EXERCISE AIM
Among the entries below, find how many lines carry the word "cancel" and state only that figure.
>> Start INPUT DATA
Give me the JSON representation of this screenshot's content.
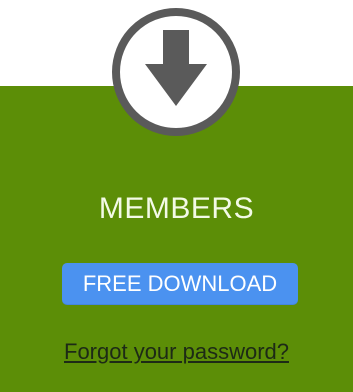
{
  "header": {
    "icon": "download-arrow-icon"
  },
  "card": {
    "title": "MEMBERS",
    "download_label": "FREE DOWNLOAD",
    "forgot_label": "Forgot your password?"
  },
  "colors": {
    "panel": "#5c8e07",
    "button": "#4b92f0",
    "badge_ring": "#5a5a5a",
    "title_text": "#f3fae6",
    "link_text": "#1d2a16"
  }
}
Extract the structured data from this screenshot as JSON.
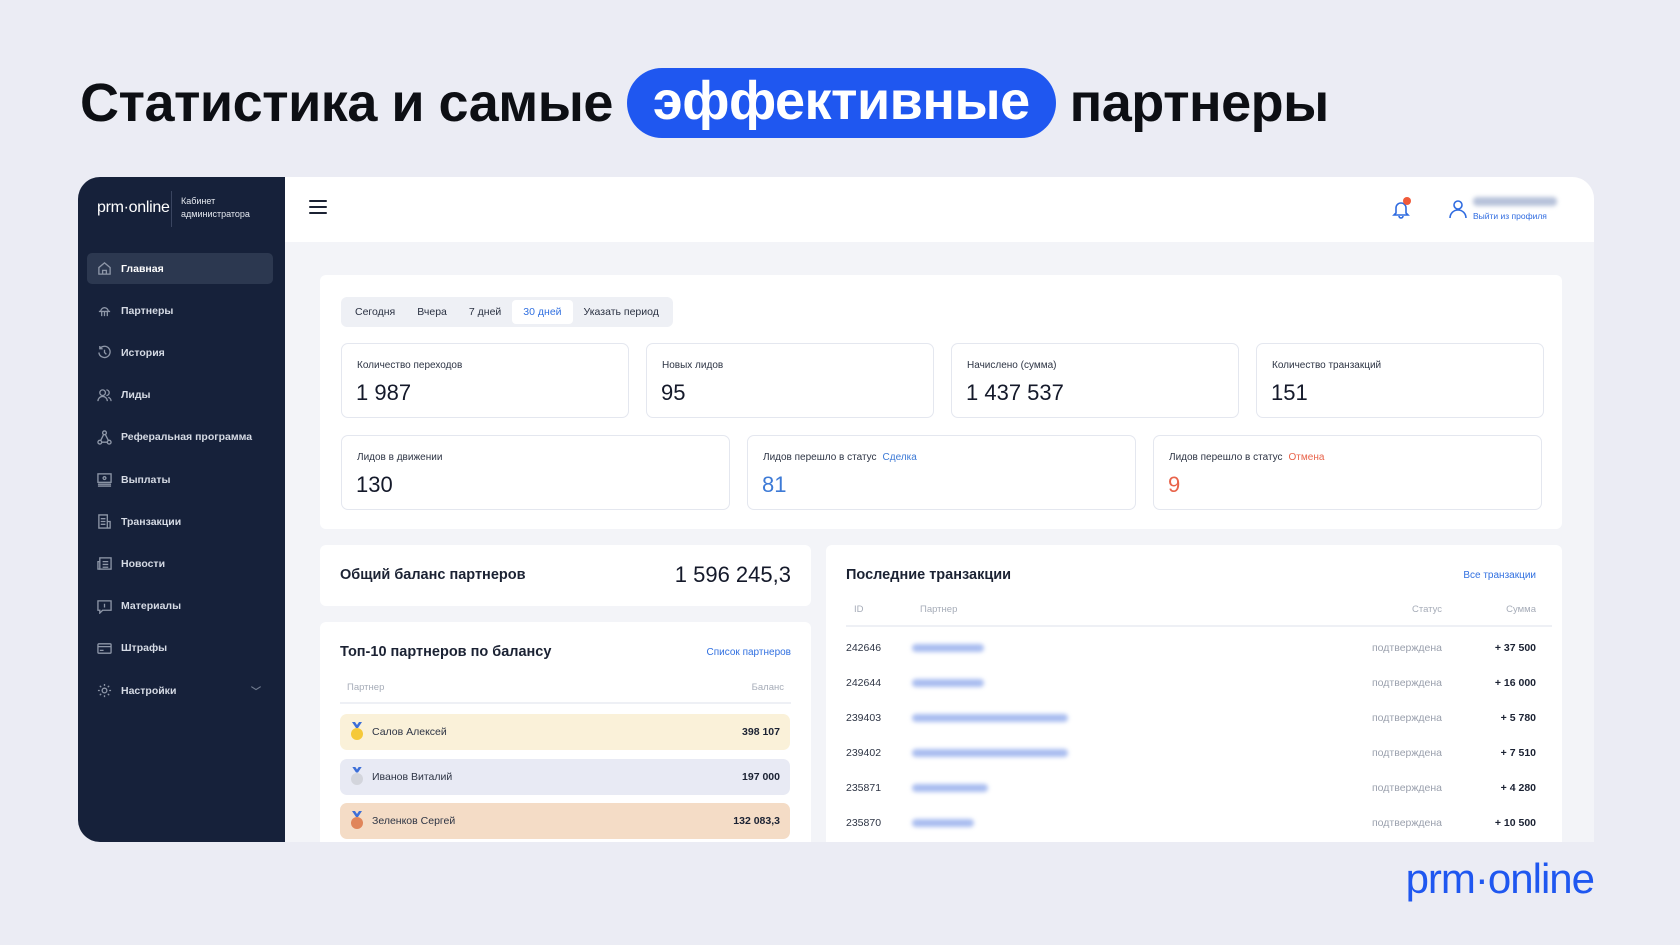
{
  "headline": {
    "before": "Статистика и самые",
    "highlight": "эффективные",
    "after": "партнеры"
  },
  "sidebar": {
    "logo": "prm·online",
    "cabinet": "Кабинет администратора",
    "items": [
      {
        "label": "Главная",
        "icon": "home-icon",
        "active": true
      },
      {
        "label": "Партнеры",
        "icon": "partners-icon"
      },
      {
        "label": "История",
        "icon": "history-icon"
      },
      {
        "label": "Лиды",
        "icon": "users-icon"
      },
      {
        "label": "Реферальная программа",
        "icon": "referral-icon"
      },
      {
        "label": "Выплаты",
        "icon": "payouts-icon"
      },
      {
        "label": "Транзакции",
        "icon": "receipt-icon"
      },
      {
        "label": "Новости",
        "icon": "news-icon"
      },
      {
        "label": "Материалы",
        "icon": "materials-icon"
      },
      {
        "label": "Штрафы",
        "icon": "card-icon"
      },
      {
        "label": "Настройки",
        "icon": "gear-icon",
        "expandable": true
      }
    ]
  },
  "header": {
    "logout": "Выйти из профиля",
    "language": "ru"
  },
  "period_tabs": [
    "Сегодня",
    "Вчера",
    "7 дней",
    "30 дней",
    "Указать период"
  ],
  "active_tab": "30 дней",
  "stats_row1": [
    {
      "label": "Количество переходов",
      "value": "1 987"
    },
    {
      "label": "Новых лидов",
      "value": "95"
    },
    {
      "label": "Начислено (сумма)",
      "value": "1 437 537"
    },
    {
      "label": "Количество транзакций",
      "value": "151"
    }
  ],
  "stats_row2": [
    {
      "label": "Лидов в движении",
      "value": "130"
    },
    {
      "label": "Лидов перешло в статус",
      "status": "Сделка",
      "value": "81"
    },
    {
      "label": "Лидов перешло в статус",
      "status": "Отмена",
      "value": "9"
    }
  ],
  "colors": {
    "accent": "#1f57f0",
    "deal": "#3d7ad6",
    "cancel": "#e8634a",
    "sidebar": "#16213a"
  },
  "balance": {
    "title": "Общий баланс партнеров",
    "value": "1 596 245,3"
  },
  "top10": {
    "title": "Топ-10 партнеров по балансу",
    "link": "Список партнеров",
    "col_partner": "Партнер",
    "col_balance": "Баланс",
    "rows": [
      {
        "name": "Салов Алексей",
        "balance": "398 107",
        "medal": "gold"
      },
      {
        "name": "Иванов Виталий",
        "balance": "197 000",
        "medal": "silver"
      },
      {
        "name": "Зеленков Сергей",
        "balance": "132 083,3",
        "medal": "bronze"
      }
    ]
  },
  "transactions": {
    "title": "Последние транзакции",
    "link": "Все транзакции",
    "cols": {
      "id": "ID",
      "partner": "Партнер",
      "status": "Статус",
      "sum": "Сумма"
    },
    "rows": [
      {
        "id": "242646",
        "status": "подтверждена",
        "sum": "+ 37 500"
      },
      {
        "id": "242644",
        "status": "подтверждена",
        "sum": "+ 16 000"
      },
      {
        "id": "239403",
        "status": "подтверждена",
        "sum": "+ 5 780"
      },
      {
        "id": "239402",
        "status": "подтверждена",
        "sum": "+ 7 510"
      },
      {
        "id": "235871",
        "status": "подтверждена",
        "sum": "+ 4 280"
      },
      {
        "id": "235870",
        "status": "подтверждена",
        "sum": "+ 10 500"
      }
    ]
  },
  "footer_logo": "prm·online"
}
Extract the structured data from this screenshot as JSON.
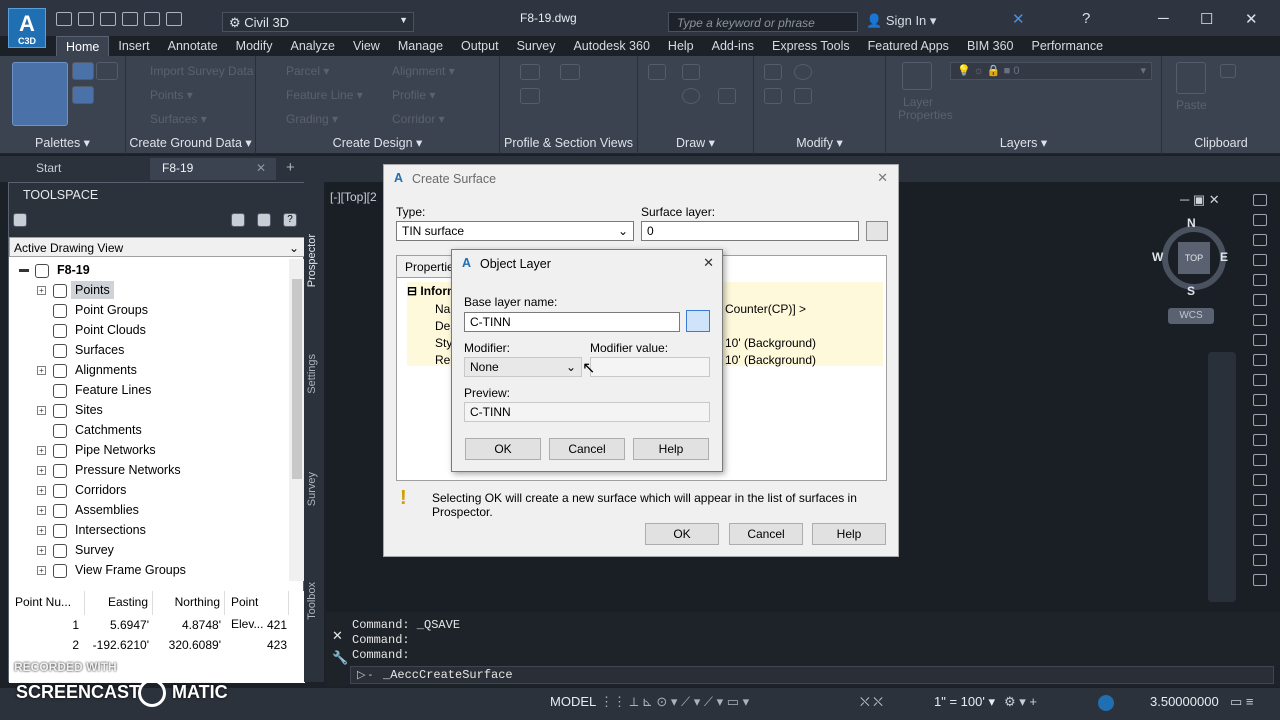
{
  "app": {
    "logo_text": "A",
    "logo_sub": "C3D",
    "workspace": "Civil 3D",
    "doc_title": "F8-19.dwg",
    "search_placeholder": "Type a keyword or phrase",
    "sign_in": "Sign In"
  },
  "ribbon_tabs": [
    "Home",
    "Insert",
    "Annotate",
    "Modify",
    "Analyze",
    "View",
    "Manage",
    "Output",
    "Survey",
    "Autodesk 360",
    "Help",
    "Add-ins",
    "Express Tools",
    "Featured Apps",
    "BIM 360",
    "Performance"
  ],
  "ribbon": {
    "ground_data_items": [
      "Import Survey Data",
      "Points",
      "Surfaces"
    ],
    "design_items": [
      "Parcel",
      "Feature Line",
      "Grading",
      "Alignment",
      "Profile",
      "Corridor"
    ],
    "layer_value": "0",
    "layer_properties": "Layer Properties",
    "paste": "Paste",
    "panels": [
      "Palettes",
      "Create Ground Data",
      "Create Design",
      "Profile & Section Views",
      "Draw",
      "Modify",
      "Layers",
      "Clipboard"
    ]
  },
  "file_tabs": [
    "Start",
    "F8-19"
  ],
  "toolspace": {
    "header": "TOOLSPACE",
    "view_dropdown": "Active Drawing View",
    "root": "F8-19",
    "items": [
      "Points",
      "Point Groups",
      "Point Clouds",
      "Surfaces",
      "Alignments",
      "Feature Lines",
      "Sites",
      "Catchments",
      "Pipe Networks",
      "Pressure Networks",
      "Corridors",
      "Assemblies",
      "Intersections",
      "Survey",
      "View Frame Groups"
    ],
    "side_tabs": [
      "Prospector",
      "Settings",
      "Survey",
      "Toolbox"
    ],
    "grid_headers": [
      "Point Nu...",
      "Easting",
      "Northing",
      "Point Elev..."
    ],
    "grid_rows": [
      [
        "1",
        "5.6947'",
        "4.8748'",
        "421"
      ],
      [
        "2",
        "-192.6210'",
        "320.6089'",
        "423"
      ]
    ]
  },
  "viewport": {
    "label": "[-][Top][2",
    "compass": {
      "n": "N",
      "s": "S",
      "e": "E",
      "w": "W",
      "top": "TOP"
    },
    "wcs": "WCS"
  },
  "create_surface": {
    "title": "Create Surface",
    "type_label": "Type:",
    "type_value": "TIN surface",
    "layer_label": "Surface layer:",
    "layer_value": "0",
    "properties_tab": "Properties",
    "info_header": "Inform",
    "rows": [
      "Nan",
      "Des",
      "Sty",
      "Ren"
    ],
    "values": [
      "Counter(CP)] >",
      "",
      "10' (Background)",
      "10' (Background)"
    ],
    "info_text": "Selecting OK will create a new surface which will appear in the list of surfaces in Prospector.",
    "ok": "OK",
    "cancel": "Cancel",
    "help": "Help"
  },
  "object_layer": {
    "title": "Object Layer",
    "base_label": "Base layer name:",
    "base_value": "C-TINN",
    "modifier_label": "Modifier:",
    "modifier_value": "None",
    "modval_label": "Modifier value:",
    "modval_value": "",
    "preview_label": "Preview:",
    "preview_value": "C-TINN",
    "ok": "OK",
    "cancel": "Cancel",
    "help": "Help"
  },
  "command": {
    "lines": [
      "Command:  _QSAVE",
      "Command:",
      "Command:"
    ],
    "input": "_AeccCreateSurface"
  },
  "status": {
    "model": "MODEL",
    "scale": "1\" = 100'",
    "value": "3.50000000"
  },
  "watermark": {
    "recorded_with": "RECORDED WITH",
    "brand_left": "SCREENCAST",
    "brand_right": "MATIC"
  },
  "colors": {
    "accent": "#1f6fb2",
    "ribbon": "#3b4250",
    "dialog": "#f0f0f0",
    "canvas": "#1a1f26"
  }
}
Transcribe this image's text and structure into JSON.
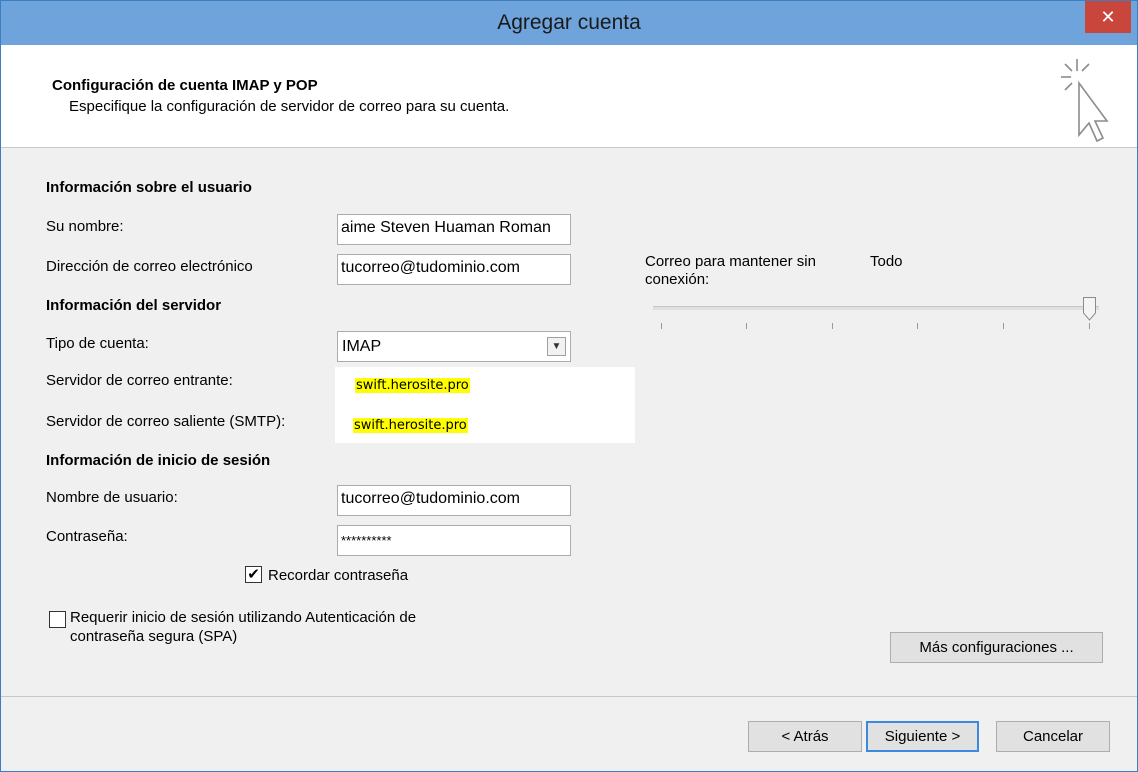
{
  "window": {
    "title": "Agregar cuenta",
    "close_glyph": "✕"
  },
  "header": {
    "title": "Configuración de cuenta IMAP y POP",
    "subtitle": "Especifique la configuración de servidor de correo para su cuenta.",
    "icon": "cursor-sparkle-icon"
  },
  "user_info": {
    "section": "Información sobre el usuario",
    "name_label": "Su nombre:",
    "name_value": "aime Steven Huaman Roman",
    "email_label": "Dirección de correo electrónico",
    "email_value": "tucorreo@tudominio.com"
  },
  "server_info": {
    "section": "Información del servidor",
    "account_type_label": "Tipo de cuenta:",
    "account_type_value": "IMAP",
    "incoming_label": "Servidor de correo entrante:",
    "incoming_value": "swift.herosite.pro",
    "outgoing_label": "Servidor de correo saliente (SMTP):",
    "outgoing_value": "swift.herosite.pro"
  },
  "login_info": {
    "section": "Información de inicio de sesión",
    "username_label": "Nombre de usuario:",
    "username_value": "tucorreo@tudominio.com",
    "password_label": "Contraseña:",
    "password_value": "**********",
    "remember_label": "Recordar contraseña",
    "remember_checked": true,
    "spa_label_line1": "Requerir inicio de sesión utilizando Autenticación de",
    "spa_label_line2": "contraseña segura (SPA)",
    "spa_checked": false
  },
  "offline": {
    "label_line1": "Correo para mantener sin",
    "label_line2": "conexión:",
    "value": "Todo",
    "slider_level": 1.0
  },
  "buttons": {
    "more_settings": "Más configuraciones ...",
    "back": "< Atrás",
    "next": "Siguiente >",
    "cancel": "Cancelar"
  },
  "colors": {
    "titlebar": "#6fa3dc",
    "close": "#c9463d",
    "highlight": "#ffff00",
    "default_button_border": "#3c8ae0"
  }
}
>> End INPUT DATA
TASK RESPONSE
4